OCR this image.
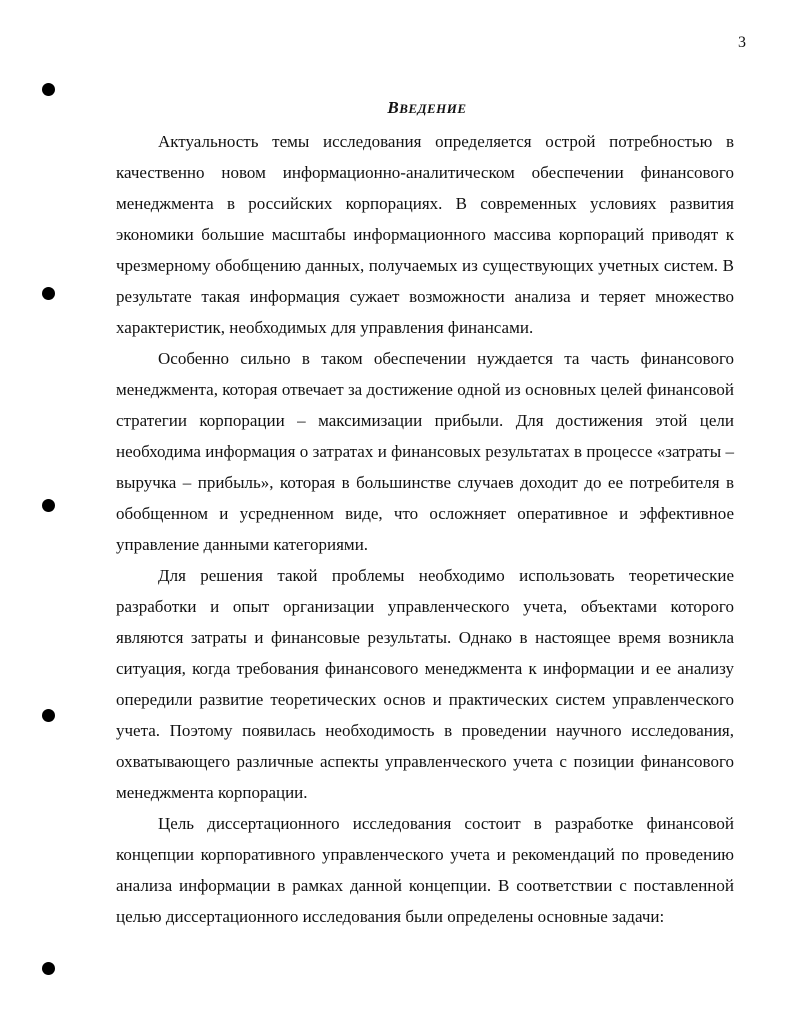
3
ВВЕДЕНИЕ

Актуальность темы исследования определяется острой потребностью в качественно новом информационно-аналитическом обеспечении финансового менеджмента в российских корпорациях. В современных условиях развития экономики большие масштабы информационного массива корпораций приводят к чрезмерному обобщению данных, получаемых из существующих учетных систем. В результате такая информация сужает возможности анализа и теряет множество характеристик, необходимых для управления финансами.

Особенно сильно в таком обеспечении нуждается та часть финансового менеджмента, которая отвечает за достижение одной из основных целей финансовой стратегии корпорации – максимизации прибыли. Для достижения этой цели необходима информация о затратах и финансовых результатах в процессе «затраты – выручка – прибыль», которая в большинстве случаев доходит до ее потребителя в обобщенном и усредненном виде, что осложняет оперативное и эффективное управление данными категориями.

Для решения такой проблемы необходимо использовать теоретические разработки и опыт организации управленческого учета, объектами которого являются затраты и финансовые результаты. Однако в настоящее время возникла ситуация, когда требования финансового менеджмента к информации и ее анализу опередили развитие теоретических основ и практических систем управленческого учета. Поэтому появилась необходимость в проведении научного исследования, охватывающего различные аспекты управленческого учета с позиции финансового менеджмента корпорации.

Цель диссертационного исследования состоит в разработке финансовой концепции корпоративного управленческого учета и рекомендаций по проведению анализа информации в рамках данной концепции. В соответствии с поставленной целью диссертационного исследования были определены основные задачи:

* * *

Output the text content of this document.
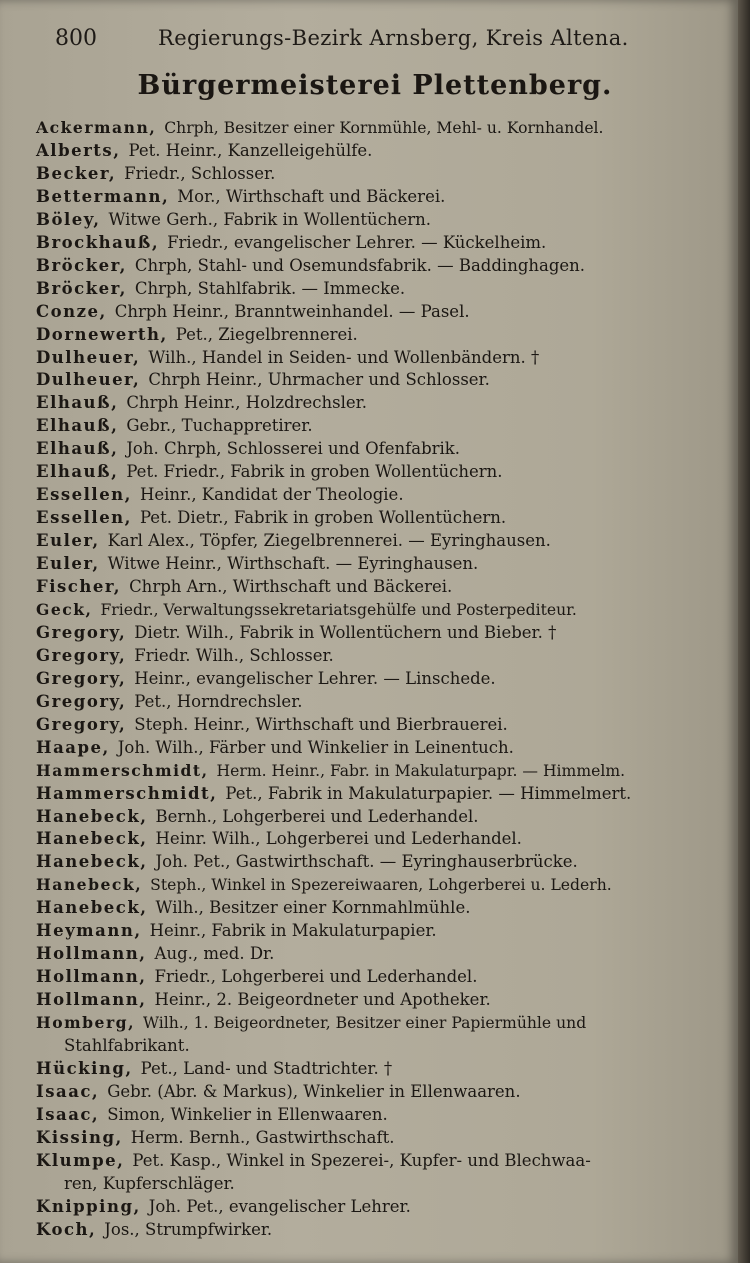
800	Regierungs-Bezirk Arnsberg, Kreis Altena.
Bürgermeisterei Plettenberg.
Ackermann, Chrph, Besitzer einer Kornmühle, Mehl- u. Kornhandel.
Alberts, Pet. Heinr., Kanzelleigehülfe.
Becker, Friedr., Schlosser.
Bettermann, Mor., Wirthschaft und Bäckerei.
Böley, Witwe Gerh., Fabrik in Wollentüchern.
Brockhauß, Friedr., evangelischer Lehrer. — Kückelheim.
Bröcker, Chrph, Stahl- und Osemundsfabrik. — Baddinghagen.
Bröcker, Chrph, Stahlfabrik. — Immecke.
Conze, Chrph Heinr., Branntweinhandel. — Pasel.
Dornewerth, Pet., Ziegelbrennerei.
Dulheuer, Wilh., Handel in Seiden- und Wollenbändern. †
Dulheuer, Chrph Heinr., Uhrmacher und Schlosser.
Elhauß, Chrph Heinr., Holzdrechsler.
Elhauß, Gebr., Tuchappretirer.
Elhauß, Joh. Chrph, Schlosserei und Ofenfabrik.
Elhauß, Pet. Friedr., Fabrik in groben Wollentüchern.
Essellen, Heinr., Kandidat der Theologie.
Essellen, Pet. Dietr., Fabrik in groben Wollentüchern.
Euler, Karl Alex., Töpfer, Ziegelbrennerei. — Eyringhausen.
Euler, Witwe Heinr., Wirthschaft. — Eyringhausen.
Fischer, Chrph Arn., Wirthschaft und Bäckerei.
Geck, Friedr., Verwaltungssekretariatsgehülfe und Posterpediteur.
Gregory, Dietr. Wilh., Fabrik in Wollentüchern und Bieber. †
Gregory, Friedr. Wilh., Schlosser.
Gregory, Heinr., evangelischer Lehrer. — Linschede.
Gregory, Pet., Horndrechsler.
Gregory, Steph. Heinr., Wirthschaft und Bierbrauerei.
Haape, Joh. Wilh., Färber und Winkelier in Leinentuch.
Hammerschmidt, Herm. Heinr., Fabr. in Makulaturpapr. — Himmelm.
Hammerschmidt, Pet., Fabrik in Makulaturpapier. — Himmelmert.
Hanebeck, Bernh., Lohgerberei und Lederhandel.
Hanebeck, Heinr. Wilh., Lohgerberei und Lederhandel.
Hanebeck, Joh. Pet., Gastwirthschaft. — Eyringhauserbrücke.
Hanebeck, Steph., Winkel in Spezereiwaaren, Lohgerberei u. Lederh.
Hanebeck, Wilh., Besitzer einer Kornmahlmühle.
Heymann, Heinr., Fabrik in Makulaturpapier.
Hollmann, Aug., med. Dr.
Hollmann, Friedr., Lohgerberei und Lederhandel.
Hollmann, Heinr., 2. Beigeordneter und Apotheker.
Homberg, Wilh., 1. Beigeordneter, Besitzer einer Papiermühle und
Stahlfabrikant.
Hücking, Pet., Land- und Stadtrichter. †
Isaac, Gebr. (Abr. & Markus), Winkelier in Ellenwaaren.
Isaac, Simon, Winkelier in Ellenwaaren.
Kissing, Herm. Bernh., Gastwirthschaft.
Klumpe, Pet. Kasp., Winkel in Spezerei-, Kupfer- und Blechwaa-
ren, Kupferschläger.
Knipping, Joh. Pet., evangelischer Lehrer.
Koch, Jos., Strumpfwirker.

==

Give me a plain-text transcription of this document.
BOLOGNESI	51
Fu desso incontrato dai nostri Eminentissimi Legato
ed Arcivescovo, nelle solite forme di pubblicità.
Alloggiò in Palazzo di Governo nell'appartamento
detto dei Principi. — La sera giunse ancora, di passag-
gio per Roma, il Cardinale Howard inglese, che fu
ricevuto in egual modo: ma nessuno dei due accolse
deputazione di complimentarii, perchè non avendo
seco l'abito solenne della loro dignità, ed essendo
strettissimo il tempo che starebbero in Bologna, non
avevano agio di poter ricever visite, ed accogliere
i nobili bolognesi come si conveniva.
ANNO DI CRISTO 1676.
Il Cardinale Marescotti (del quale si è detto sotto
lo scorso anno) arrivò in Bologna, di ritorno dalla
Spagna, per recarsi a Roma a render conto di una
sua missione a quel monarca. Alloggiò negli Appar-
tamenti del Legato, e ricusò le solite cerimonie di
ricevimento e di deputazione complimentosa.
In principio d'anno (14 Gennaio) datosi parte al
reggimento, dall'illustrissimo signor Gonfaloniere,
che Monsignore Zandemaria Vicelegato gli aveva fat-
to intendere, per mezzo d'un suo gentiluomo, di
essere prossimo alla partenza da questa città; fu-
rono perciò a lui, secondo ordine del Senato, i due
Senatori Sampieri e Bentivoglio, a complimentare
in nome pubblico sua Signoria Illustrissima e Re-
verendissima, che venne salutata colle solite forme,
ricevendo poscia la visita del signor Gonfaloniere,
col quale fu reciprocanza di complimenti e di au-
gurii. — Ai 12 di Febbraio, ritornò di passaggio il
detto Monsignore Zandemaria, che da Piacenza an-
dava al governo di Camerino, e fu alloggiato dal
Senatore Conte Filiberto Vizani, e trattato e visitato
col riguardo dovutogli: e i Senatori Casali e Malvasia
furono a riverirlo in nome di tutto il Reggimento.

#### [Exercise prompt]
Search the records for the string "solite" and return every line in which it occurs.

#### [Full output]
ed Arcivescovo, nelle solite forme di pubblicità.
tamenti del Legato, e ricusò le solite cerimonie di
verendissima, che venne salutata colle solite forme,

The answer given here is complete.